======== Entries provided

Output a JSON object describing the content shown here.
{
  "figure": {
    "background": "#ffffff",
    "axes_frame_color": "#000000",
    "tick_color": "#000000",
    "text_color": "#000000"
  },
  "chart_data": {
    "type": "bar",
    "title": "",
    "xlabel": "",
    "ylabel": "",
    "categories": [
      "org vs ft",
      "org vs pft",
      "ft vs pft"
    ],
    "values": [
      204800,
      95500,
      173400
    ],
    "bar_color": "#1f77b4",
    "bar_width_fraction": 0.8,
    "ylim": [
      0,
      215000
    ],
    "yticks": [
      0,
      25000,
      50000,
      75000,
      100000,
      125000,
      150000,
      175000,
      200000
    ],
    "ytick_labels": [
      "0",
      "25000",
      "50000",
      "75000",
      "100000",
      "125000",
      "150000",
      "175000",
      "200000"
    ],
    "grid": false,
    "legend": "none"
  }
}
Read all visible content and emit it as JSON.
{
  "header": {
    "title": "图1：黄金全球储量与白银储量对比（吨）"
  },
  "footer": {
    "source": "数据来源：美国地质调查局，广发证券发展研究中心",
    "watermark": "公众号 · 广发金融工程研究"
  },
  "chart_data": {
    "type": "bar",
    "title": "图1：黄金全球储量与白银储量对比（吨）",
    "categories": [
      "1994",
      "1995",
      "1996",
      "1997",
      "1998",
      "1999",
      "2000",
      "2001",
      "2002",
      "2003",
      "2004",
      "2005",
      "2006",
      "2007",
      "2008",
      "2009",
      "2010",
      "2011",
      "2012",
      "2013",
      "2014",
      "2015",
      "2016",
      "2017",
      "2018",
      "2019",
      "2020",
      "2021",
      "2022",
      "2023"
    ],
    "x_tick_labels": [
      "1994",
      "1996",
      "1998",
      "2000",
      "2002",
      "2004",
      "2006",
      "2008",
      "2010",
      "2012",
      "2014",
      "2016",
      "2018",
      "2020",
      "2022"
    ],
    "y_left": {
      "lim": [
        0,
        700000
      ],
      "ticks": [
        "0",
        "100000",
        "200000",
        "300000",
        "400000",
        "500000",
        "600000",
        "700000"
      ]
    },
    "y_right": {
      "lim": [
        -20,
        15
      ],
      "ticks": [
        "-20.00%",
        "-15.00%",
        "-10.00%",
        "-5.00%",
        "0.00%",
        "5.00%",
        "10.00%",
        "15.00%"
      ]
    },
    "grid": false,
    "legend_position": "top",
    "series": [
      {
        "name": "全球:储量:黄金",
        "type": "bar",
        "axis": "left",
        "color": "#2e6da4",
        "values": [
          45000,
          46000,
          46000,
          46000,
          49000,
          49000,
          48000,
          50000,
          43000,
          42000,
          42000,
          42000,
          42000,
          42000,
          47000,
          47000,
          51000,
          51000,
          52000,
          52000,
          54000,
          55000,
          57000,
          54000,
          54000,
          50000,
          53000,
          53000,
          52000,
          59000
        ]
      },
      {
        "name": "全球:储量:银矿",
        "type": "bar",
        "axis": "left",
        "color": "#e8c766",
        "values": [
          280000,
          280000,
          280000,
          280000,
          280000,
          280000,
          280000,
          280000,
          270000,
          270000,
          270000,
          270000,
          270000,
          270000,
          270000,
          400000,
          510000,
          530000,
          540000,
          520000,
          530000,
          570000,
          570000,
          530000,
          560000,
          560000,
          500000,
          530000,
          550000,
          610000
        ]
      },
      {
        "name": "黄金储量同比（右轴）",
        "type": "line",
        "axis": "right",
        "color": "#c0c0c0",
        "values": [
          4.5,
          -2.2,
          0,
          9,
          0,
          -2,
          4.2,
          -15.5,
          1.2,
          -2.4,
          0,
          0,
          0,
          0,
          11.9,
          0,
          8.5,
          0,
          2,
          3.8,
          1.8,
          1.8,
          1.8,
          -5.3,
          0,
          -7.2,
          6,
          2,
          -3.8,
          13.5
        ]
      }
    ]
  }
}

================

Written problem
Go through the records and print each one exactly.

Correct result
Output a JSON object describing the content shown here.
{
  "figure": {
    "background": "#ffffff",
    "axes_frame_color": "#000000",
    "tick_color": "#000000",
    "text_color": "#000000"
  },
  "chart_data": {
    "type": "bar",
    "title": "",
    "xlabel": "",
    "ylabel": "",
    "categories": [
      "org vs ft",
      "org vs pft",
      "ft vs pft"
    ],
    "values": [
      204800,
      95500,
      173400
    ],
    "bar_color": "#1f77b4",
    "bar_width_fraction": 0.8,
    "ylim": [
      0,
      215000
    ],
    "yticks": [
      0,
      25000,
      50000,
      75000,
      100000,
      125000,
      150000,
      175000,
      200000
    ],
    "ytick_labels": [
      "0",
      "25000",
      "50000",
      "75000",
      "100000",
      "125000",
      "150000",
      "175000",
      "200000"
    ],
    "grid": false,
    "legend": "none"
  }
}
Read all visible content and emit it as JSON.
{
  "header": {
    "title": "图1：黄金全球储量与白银储量对比（吨）"
  },
  "footer": {
    "source": "数据来源：美国地质调查局，广发证券发展研究中心",
    "watermark": "公众号 · 广发金融工程研究"
  },
  "chart_data": {
    "type": "bar",
    "title": "图1：黄金全球储量与白银储量对比（吨）",
    "categories": [
      "1994",
      "1995",
      "1996",
      "1997",
      "1998",
      "1999",
      "2000",
      "2001",
      "2002",
      "2003",
      "2004",
      "2005",
      "2006",
      "2007",
      "2008",
      "2009",
      "2010",
      "2011",
      "2012",
      "2013",
      "2014",
      "2015",
      "2016",
      "2017",
      "2018",
      "2019",
      "2020",
      "2021",
      "2022",
      "2023"
    ],
    "x_tick_labels": [
      "1994",
      "1996",
      "1998",
      "2000",
      "2002",
      "2004",
      "2006",
      "2008",
      "2010",
      "2012",
      "2014",
      "2016",
      "2018",
      "2020",
      "2022"
    ],
    "y_left": {
      "lim": [
        0,
        700000
      ],
      "ticks": [
        "0",
        "100000",
        "200000",
        "300000",
        "400000",
        "500000",
        "600000",
        "700000"
      ]
    },
    "y_right": {
      "lim": [
        -20,
        15
      ],
      "ticks": [
        "-20.00%",
        "-15.00%",
        "-10.00%",
        "-5.00%",
        "0.00%",
        "5.00%",
        "10.00%",
        "15.00%"
      ]
    },
    "grid": false,
    "legend_position": "top",
    "series": [
      {
        "name": "全球:储量:黄金",
        "type": "bar",
        "axis": "left",
        "color": "#2e6da4",
        "values": [
          45000,
          46000,
          46000,
          46000,
          49000,
          49000,
          48000,
          50000,
          43000,
          42000,
          42000,
          42000,
          42000,
          42000,
          47000,
          47000,
          51000,
          51000,
          52000,
          52000,
          54000,
          55000,
          57000,
          54000,
          54000,
          50000,
          53000,
          53000,
          52000,
          59000
        ]
      },
      {
        "name": "全球:储量:银矿",
        "type": "bar",
        "axis": "left",
        "color": "#e8c766",
        "values": [
          280000,
          280000,
          280000,
          280000,
          280000,
          280000,
          280000,
          280000,
          270000,
          270000,
          270000,
          270000,
          270000,
          270000,
          270000,
          400000,
          510000,
          530000,
          540000,
          520000,
          530000,
          570000,
          570000,
          530000,
          560000,
          560000,
          500000,
          530000,
          550000,
          610000
        ]
      },
      {
        "name": "黄金储量同比（右轴）",
        "type": "line",
        "axis": "right",
        "color": "#c0c0c0",
        "values": [
          4.5,
          -2.2,
          0,
          9,
          0,
          -2,
          4.2,
          -15.5,
          1.2,
          -2.4,
          0,
          0,
          0,
          0,
          11.9,
          0,
          8.5,
          0,
          2,
          3.8,
          1.8,
          1.8,
          1.8,
          -5.3,
          0,
          -7.2,
          6,
          2,
          -3.8,
          13.5
        ]
      }
    ]
  }
}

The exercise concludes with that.